Don't copy the pictures; return every other part of the records exactly.
**** Dataset records
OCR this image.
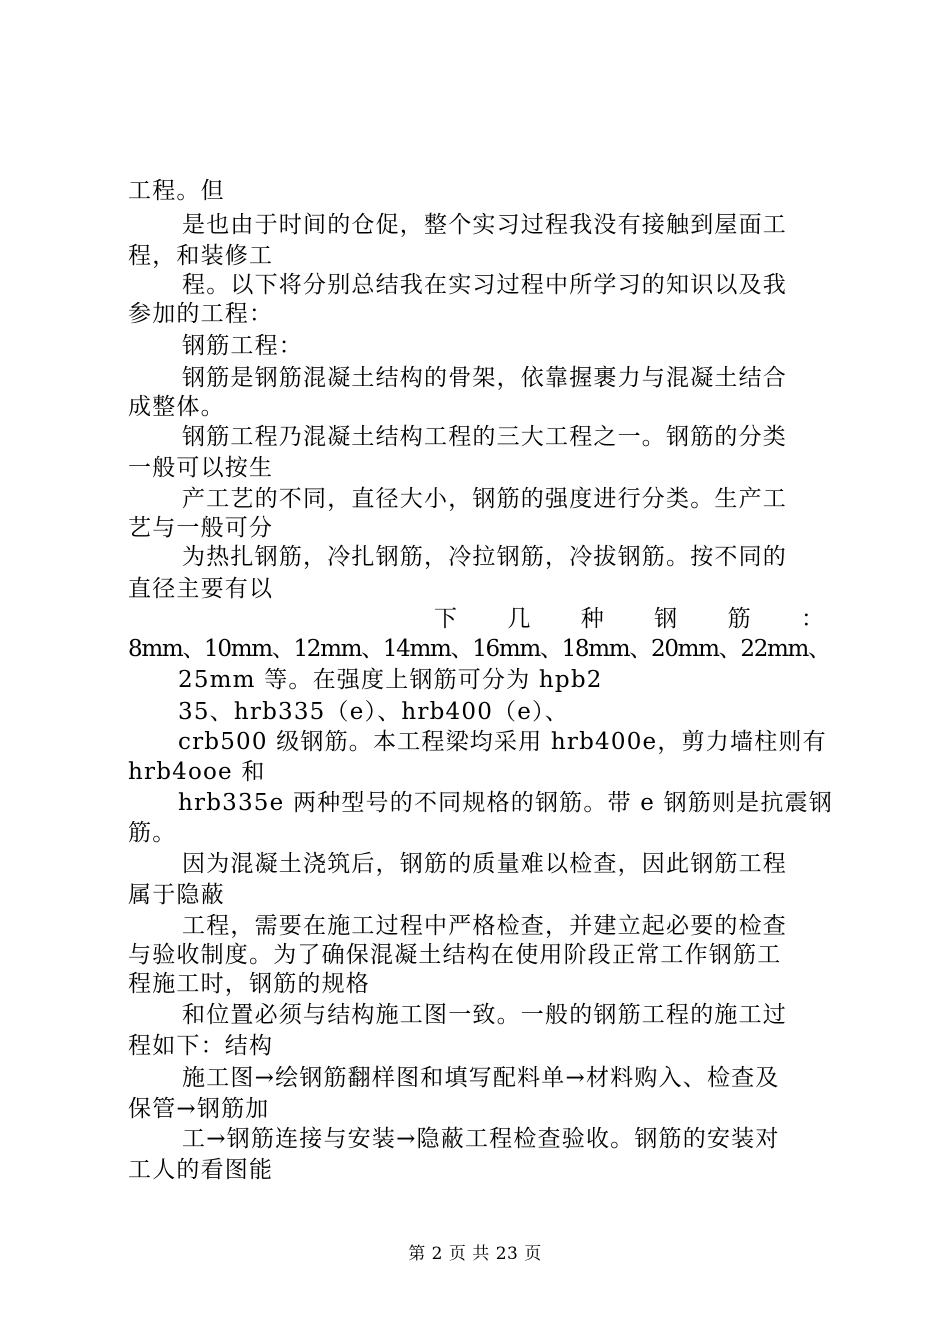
工程。但
是也由于时间的仓促，整个实习过程我没有接触到屋面工
程，和装修工
程。以下将分别总结我在实习过程中所学习的知识以及我
参加的工程：
钢筋工程：
钢筋是钢筋混凝土结构的骨架，依靠握裹力与混凝土结合
成整体。
钢筋工程乃混凝土结构工程的三大工程之一。钢筋的分类
一般可以按生
产工艺的不同，直径大小，钢筋的强度进行分类。生产工
艺与一般可分
为热扎钢筋，冷扎钢筋，冷拉钢筋，冷拔钢筋。按不同的
直径主要有以
下 几 种 钢 筋 ：
8mm、10mm、12mm、14mm、16mm、18mm、20mm、22mm、
25mm 等。在强度上钢筋可分为 hpb2
35、hrb335（e）、hrb400（e）、
crb500 级钢筋。本工程梁均采用 hrb400e，剪力墙柱则有
hrb4ooe 和
hrb335e 两种型号的不同规格的钢筋。带 e 钢筋则是抗震钢
筋。
因为混凝土浇筑后，钢筋的质量难以检查，因此钢筋工程
属于隐蔽
工程，需要在施工过程中严格检查，并建立起必要的检查
与验收制度。为了确保混凝土结构在使用阶段正常工作钢筋工
程施工时，钢筋的规格
和位置必须与结构施工图一致。一般的钢筋工程的施工过
程如下：结构
施工图→绘钢筋翻样图和填写配料单→材料购入、检查及
保管→钢筋加
工→钢筋连接与安装→隐蔽工程检查验收。钢筋的安装对
工人的看图能
第 2 页 共 23 页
********
● **The solution**
OCR this image.
工程。但
是也由于时间的仓促，整个实习过程我没有接触到屋面工
程，和装修工
程。以下将分别总结我在实习过程中所学习的知识以及我
参加的工程：
钢筋工程：
钢筋是钢筋混凝土结构的骨架，依靠握裹力与混凝土结合
成整体。
钢筋工程乃混凝土结构工程的三大工程之一。钢筋的分类
一般可以按生
产工艺的不同，直径大小，钢筋的强度进行分类。生产工
艺与一般可分
为热扎钢筋，冷扎钢筋，冷拉钢筋，冷拔钢筋。按不同的
直径主要有以
下 几 种 钢 筋 ：
8mm、10mm、12mm、14mm、16mm、18mm、20mm、22mm、
25mm 等。在强度上钢筋可分为 hpb2
35、hrb335（e）、hrb400（e）、
crb500 级钢筋。本工程梁均采用 hrb400e，剪力墙柱则有
hrb4ooe 和
hrb335e 两种型号的不同规格的钢筋。带 e 钢筋则是抗震钢
筋。
因为混凝土浇筑后，钢筋的质量难以检查，因此钢筋工程
属于隐蔽
工程，需要在施工过程中严格检查，并建立起必要的检查
与验收制度。为了确保混凝土结构在使用阶段正常工作钢筋工
程施工时，钢筋的规格
和位置必须与结构施工图一致。一般的钢筋工程的施工过
程如下：结构
施工图→绘钢筋翻样图和填写配料单→材料购入、检查及
保管→钢筋加
工→钢筋连接与安装→隐蔽工程检查验收。钢筋的安装对
工人的看图能
第 2 页 共 23 页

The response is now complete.